Given exercise: Will you quote only the lines starting at the one that contains "What's the underlying" and ending with the last line of the listing below, inclusive?
"""
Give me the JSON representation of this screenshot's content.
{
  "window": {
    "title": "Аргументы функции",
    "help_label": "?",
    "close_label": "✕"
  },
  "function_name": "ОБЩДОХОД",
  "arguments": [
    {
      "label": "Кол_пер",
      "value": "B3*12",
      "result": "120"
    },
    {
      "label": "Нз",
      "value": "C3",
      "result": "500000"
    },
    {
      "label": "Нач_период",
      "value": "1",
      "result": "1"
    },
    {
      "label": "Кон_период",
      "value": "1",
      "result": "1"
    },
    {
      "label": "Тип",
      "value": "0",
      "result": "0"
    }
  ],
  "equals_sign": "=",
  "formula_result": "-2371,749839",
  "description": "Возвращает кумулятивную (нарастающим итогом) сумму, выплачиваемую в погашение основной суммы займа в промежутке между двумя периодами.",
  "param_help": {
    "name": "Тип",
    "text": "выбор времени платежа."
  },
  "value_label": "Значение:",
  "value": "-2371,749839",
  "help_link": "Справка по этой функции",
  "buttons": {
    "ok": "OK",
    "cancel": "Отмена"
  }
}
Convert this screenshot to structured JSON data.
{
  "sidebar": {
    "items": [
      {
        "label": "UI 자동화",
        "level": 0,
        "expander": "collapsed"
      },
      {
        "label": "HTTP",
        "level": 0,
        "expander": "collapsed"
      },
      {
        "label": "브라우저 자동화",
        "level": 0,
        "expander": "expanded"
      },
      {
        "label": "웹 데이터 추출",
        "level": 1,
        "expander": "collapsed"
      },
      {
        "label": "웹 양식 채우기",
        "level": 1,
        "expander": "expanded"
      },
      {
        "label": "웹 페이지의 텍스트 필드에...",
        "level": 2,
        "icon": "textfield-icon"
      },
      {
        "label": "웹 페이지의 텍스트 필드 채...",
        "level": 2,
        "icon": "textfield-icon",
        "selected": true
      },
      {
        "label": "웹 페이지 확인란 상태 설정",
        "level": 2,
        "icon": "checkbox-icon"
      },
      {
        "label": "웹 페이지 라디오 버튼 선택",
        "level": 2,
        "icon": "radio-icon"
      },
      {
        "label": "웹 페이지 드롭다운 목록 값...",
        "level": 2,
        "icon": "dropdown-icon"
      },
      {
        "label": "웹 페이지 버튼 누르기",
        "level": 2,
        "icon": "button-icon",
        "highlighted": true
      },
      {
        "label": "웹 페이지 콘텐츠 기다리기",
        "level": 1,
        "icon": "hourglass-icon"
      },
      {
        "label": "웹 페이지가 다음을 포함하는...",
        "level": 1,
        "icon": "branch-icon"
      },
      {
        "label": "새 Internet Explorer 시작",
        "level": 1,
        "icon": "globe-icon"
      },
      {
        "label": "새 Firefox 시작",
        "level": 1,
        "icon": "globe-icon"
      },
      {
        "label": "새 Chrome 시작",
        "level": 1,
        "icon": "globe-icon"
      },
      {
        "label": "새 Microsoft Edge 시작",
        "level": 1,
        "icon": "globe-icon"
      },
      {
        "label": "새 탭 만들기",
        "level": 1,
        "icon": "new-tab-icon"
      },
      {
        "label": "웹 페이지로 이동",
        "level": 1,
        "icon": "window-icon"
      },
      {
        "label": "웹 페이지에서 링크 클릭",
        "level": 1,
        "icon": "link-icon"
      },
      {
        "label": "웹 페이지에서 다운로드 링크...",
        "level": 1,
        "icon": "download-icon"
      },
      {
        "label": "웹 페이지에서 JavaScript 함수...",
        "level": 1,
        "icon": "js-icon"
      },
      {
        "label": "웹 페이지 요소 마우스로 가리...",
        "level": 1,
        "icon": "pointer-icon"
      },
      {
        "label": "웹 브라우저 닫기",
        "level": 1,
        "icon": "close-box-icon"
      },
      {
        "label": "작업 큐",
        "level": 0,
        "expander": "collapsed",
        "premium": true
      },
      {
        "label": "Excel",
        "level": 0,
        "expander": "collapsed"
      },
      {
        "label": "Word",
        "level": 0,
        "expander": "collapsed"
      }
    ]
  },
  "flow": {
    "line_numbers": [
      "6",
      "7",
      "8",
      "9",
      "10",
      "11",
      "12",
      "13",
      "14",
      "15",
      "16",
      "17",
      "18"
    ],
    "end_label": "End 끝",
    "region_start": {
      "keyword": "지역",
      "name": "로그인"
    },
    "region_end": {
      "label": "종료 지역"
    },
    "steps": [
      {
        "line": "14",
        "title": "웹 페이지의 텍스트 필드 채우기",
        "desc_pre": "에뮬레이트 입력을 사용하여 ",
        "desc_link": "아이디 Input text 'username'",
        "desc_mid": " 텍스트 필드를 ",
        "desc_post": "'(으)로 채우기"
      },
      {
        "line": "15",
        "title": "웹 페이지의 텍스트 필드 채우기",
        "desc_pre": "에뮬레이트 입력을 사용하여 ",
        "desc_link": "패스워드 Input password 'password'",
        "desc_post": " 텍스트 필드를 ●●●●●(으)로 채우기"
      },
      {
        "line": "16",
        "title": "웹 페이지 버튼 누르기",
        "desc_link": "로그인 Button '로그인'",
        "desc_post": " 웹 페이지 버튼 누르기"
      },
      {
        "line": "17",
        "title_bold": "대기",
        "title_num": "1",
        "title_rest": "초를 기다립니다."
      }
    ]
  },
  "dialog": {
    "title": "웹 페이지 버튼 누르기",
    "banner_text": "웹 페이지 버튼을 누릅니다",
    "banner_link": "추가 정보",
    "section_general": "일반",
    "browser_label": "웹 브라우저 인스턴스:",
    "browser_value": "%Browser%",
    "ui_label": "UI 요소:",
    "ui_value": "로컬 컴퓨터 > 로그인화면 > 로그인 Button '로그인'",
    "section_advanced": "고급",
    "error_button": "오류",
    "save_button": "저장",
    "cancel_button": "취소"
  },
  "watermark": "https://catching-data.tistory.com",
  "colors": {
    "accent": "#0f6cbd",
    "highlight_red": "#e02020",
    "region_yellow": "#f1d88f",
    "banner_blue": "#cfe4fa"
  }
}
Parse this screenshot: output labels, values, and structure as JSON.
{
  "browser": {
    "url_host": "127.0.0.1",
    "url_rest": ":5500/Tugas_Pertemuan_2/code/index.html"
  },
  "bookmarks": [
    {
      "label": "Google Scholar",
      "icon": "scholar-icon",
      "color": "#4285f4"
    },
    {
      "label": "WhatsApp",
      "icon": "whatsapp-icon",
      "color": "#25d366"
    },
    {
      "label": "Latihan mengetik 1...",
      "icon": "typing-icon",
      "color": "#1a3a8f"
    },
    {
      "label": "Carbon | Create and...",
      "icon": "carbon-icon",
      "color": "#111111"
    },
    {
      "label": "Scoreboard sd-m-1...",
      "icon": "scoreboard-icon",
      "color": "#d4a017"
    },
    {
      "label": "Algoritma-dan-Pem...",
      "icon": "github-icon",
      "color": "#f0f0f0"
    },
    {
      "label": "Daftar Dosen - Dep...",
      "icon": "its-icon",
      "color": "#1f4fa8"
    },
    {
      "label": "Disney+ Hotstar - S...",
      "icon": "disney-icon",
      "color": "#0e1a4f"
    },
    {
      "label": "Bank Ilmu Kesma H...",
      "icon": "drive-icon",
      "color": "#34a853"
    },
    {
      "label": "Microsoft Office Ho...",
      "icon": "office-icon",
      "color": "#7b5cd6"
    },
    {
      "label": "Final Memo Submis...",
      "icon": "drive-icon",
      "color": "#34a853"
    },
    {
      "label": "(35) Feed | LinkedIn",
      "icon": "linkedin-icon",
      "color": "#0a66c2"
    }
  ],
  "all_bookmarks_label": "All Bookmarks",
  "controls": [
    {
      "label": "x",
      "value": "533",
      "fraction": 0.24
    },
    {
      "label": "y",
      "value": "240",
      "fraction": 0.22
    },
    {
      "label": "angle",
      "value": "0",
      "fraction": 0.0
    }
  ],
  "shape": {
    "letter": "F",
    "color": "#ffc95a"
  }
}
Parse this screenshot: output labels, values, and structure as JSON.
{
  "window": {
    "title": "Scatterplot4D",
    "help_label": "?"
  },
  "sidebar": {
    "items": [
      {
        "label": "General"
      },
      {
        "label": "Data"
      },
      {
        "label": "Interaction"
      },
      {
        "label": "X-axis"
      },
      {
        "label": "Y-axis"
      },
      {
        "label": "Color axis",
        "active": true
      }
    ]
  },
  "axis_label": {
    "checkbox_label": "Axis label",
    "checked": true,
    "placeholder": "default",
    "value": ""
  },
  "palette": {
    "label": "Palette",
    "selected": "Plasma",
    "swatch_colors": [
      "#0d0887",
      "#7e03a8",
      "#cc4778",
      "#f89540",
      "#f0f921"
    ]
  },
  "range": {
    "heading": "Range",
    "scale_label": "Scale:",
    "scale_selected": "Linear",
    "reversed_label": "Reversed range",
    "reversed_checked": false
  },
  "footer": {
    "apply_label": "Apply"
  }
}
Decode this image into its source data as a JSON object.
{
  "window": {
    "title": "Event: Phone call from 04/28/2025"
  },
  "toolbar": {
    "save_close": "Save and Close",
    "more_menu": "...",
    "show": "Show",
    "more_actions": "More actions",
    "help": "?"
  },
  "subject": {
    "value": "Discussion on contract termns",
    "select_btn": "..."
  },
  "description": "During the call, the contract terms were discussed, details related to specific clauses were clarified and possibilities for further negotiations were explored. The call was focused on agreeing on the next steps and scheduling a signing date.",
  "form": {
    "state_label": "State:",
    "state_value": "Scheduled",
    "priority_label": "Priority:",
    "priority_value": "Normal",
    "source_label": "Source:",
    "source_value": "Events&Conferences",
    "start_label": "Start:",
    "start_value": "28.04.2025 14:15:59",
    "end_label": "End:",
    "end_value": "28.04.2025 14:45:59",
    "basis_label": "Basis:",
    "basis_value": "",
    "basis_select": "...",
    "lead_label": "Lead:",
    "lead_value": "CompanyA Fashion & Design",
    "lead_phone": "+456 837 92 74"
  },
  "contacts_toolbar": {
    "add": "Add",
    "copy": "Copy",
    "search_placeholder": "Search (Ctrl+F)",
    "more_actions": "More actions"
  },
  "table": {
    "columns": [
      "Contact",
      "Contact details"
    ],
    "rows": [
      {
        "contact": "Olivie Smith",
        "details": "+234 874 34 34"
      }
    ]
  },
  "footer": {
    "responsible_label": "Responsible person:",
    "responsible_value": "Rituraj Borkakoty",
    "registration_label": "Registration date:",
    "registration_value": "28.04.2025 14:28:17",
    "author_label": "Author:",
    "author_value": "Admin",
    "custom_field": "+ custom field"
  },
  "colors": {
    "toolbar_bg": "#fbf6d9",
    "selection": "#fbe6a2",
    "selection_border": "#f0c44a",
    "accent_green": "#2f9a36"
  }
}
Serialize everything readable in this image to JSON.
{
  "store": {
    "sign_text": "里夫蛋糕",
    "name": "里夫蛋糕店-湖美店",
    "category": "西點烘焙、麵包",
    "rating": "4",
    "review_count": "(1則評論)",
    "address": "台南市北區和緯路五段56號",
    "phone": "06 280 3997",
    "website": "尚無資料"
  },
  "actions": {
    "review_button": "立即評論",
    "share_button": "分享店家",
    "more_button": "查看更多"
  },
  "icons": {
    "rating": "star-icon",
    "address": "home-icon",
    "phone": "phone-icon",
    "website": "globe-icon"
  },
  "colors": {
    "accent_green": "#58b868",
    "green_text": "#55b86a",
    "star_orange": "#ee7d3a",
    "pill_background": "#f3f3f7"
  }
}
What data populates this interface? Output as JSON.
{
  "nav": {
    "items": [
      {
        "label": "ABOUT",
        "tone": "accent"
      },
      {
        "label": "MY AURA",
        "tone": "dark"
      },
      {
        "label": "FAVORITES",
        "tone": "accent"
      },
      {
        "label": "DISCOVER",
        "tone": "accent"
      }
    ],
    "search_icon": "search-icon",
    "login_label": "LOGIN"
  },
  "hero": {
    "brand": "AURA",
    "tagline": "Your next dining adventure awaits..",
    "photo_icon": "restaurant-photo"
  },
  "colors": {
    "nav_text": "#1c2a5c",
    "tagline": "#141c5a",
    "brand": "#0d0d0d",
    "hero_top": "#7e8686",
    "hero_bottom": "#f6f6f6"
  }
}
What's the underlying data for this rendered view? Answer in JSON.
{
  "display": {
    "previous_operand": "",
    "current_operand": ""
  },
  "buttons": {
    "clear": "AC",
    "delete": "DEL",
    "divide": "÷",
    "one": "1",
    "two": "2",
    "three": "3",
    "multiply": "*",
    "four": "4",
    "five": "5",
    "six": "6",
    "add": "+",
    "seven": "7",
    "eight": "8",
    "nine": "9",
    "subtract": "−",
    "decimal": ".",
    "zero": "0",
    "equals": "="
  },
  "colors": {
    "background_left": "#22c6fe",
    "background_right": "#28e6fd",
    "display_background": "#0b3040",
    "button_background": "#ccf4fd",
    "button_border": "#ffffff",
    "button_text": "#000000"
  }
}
"""
Full solution:
What's the underlying data for this rendered view? Answer in JSON.
{
  "display": {
    "previous_operand": "",
    "current_operand": ""
  },
  "buttons": {
    "clear": "AC",
    "delete": "DEL",
    "divide": "÷",
    "one": "1",
    "two": "2",
    "three": "3",
    "multiply": "*",
    "four": "4",
    "five": "5",
    "six": "6",
    "add": "+",
    "seven": "7",
    "eight": "8",
    "nine": "9",
    "subtract": "−",
    "decimal": ".",
    "zero": "0",
    "equals": "="
  },
  "colors": {
    "background_left": "#22c6fe",
    "background_right": "#28e6fd",
    "display_background": "#0b3040",
    "button_background": "#ccf4fd",
    "button_border": "#ffffff",
    "button_text": "#000000"
  }
}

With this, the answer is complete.